#### PROBLEM DETAILS
Select all lines holding the word "marker" from the entries that follow.

[Figure content listings]
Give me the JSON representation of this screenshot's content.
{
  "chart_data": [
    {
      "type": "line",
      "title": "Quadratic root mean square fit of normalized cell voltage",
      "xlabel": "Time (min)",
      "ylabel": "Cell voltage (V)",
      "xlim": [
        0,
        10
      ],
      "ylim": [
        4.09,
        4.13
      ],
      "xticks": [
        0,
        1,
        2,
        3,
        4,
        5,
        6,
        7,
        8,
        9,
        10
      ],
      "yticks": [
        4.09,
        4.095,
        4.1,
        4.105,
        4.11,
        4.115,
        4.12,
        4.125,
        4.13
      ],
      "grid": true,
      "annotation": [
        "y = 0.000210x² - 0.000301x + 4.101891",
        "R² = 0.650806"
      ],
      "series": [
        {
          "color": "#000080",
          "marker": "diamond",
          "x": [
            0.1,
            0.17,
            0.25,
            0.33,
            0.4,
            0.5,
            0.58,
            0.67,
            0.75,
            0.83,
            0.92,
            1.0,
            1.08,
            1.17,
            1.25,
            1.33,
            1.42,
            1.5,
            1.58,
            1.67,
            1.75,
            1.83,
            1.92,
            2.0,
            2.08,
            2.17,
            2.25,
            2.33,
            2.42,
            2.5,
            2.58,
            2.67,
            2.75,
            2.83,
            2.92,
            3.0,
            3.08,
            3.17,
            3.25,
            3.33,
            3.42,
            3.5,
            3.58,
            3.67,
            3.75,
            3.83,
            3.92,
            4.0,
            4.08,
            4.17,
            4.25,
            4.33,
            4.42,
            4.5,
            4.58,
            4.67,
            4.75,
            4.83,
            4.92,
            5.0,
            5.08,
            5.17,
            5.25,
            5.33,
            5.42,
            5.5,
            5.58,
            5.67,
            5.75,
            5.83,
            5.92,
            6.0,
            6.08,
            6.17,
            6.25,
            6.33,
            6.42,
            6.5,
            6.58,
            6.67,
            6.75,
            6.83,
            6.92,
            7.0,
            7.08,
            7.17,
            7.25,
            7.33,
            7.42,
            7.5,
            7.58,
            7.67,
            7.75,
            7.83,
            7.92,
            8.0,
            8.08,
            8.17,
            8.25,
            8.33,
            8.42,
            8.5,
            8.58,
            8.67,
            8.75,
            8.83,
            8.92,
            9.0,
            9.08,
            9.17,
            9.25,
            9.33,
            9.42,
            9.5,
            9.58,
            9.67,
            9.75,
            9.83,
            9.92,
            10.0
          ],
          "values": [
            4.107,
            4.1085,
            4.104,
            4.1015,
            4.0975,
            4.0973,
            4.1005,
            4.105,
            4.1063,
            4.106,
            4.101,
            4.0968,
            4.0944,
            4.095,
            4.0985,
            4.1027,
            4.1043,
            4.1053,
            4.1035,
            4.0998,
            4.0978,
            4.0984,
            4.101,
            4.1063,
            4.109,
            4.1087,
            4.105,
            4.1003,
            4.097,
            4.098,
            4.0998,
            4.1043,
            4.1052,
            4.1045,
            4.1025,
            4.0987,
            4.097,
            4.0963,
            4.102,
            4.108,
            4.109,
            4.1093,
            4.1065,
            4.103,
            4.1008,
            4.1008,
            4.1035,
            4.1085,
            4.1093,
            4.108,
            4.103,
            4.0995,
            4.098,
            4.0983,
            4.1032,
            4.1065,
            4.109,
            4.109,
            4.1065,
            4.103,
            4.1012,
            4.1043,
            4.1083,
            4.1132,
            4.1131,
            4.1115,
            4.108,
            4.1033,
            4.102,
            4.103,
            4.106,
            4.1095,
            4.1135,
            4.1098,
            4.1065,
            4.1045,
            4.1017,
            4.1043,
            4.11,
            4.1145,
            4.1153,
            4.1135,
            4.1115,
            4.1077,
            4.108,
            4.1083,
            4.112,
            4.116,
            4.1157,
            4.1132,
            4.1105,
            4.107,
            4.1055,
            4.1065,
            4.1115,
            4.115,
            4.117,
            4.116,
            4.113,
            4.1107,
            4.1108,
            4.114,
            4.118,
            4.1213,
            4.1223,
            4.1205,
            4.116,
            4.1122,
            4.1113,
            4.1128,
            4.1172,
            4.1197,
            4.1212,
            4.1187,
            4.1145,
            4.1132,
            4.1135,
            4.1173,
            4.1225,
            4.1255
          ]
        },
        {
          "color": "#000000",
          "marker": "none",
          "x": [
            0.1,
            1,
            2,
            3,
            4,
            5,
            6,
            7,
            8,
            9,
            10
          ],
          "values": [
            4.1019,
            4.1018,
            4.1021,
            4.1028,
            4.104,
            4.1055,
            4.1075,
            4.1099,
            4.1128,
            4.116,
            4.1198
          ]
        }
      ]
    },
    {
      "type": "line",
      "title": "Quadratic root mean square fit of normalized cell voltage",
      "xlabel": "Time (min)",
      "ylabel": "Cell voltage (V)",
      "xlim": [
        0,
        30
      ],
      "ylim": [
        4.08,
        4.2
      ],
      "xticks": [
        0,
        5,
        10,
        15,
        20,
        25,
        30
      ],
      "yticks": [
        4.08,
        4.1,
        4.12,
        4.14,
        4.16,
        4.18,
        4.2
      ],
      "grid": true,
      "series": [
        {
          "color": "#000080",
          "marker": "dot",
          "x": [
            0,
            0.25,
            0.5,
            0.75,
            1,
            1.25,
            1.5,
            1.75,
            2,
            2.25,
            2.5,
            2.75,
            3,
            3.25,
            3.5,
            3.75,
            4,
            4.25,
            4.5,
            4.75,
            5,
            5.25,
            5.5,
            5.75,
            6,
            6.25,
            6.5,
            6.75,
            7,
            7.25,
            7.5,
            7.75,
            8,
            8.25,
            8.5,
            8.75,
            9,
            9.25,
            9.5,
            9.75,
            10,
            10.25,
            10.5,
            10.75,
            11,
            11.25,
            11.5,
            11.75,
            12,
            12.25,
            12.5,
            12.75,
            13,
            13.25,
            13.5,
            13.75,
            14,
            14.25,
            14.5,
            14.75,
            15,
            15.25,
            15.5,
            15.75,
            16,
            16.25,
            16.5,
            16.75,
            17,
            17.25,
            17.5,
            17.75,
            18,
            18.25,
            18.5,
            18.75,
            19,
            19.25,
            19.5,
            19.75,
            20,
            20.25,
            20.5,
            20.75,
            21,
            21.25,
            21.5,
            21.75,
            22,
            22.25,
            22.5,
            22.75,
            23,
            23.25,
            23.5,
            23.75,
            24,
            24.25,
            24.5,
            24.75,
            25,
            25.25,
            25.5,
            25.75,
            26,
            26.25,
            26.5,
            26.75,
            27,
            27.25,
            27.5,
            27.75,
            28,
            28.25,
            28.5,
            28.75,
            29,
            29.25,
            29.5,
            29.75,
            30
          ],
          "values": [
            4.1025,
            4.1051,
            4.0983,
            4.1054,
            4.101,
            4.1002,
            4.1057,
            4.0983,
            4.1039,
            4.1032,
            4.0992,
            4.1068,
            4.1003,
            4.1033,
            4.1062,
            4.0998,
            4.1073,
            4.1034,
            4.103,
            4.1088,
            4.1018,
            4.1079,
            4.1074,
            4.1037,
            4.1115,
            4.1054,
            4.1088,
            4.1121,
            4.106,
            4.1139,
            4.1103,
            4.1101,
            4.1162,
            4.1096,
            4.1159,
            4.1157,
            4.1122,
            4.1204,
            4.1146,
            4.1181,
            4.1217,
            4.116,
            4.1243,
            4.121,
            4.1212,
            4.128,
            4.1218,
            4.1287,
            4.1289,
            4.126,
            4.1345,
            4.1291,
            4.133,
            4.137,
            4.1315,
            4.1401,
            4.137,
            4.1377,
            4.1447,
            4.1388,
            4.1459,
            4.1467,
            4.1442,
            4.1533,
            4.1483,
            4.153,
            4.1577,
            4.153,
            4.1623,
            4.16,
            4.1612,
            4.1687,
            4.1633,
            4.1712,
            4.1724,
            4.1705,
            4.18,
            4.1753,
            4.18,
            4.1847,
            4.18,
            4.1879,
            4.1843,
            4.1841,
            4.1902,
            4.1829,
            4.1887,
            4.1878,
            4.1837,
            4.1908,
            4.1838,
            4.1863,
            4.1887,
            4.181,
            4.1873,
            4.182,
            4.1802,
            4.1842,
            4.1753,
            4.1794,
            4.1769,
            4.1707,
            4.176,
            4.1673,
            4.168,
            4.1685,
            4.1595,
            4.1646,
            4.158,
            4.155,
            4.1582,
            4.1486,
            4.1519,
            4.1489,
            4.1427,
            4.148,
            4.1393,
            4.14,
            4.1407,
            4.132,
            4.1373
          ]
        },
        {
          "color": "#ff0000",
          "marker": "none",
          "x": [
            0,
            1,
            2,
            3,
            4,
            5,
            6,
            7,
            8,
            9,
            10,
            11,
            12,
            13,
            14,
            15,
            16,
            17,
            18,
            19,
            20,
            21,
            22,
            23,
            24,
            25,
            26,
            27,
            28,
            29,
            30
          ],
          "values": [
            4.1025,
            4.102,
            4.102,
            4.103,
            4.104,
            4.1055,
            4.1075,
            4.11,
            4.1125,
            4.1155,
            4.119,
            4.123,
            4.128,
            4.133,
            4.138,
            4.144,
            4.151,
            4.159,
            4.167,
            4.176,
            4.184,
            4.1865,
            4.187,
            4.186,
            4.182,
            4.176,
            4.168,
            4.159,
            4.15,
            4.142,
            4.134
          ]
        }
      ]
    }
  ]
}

#### EXERCISE SOLUTION
          "marker": "diamond",
          "marker": "none",
          "marker": "dot",
          "marker": "none",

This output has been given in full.